SET TASK
All lines in the data bearing the string "wnioskodawcy" should be identified and copied.

(Saved entries)
-- Start --
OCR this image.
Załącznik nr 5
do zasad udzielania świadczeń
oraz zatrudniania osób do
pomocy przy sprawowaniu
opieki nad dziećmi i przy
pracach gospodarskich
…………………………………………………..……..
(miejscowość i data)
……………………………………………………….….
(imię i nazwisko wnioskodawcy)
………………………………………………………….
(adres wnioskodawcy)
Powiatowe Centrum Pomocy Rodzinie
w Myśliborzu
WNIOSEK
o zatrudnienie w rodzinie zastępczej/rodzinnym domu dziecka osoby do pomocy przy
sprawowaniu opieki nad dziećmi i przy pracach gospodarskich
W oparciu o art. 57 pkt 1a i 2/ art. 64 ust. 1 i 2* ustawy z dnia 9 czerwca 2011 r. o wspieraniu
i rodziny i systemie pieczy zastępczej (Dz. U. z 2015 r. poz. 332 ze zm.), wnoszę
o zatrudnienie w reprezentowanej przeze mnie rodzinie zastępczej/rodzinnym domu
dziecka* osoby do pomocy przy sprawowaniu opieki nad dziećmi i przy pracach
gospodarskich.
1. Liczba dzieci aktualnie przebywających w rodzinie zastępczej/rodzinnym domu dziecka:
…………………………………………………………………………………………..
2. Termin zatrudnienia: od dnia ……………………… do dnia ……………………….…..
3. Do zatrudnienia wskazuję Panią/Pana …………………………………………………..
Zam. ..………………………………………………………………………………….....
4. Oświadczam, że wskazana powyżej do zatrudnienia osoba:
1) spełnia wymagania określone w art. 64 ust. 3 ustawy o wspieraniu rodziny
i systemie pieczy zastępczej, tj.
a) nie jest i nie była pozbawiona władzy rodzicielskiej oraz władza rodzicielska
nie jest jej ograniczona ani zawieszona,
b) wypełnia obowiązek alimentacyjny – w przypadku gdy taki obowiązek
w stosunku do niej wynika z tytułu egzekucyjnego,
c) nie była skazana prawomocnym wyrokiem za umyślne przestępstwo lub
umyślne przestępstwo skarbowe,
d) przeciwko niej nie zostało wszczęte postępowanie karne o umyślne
-- End --
FINAL RESULT
(imię i nazwisko wnioskodawcy)
(adres wnioskodawcy)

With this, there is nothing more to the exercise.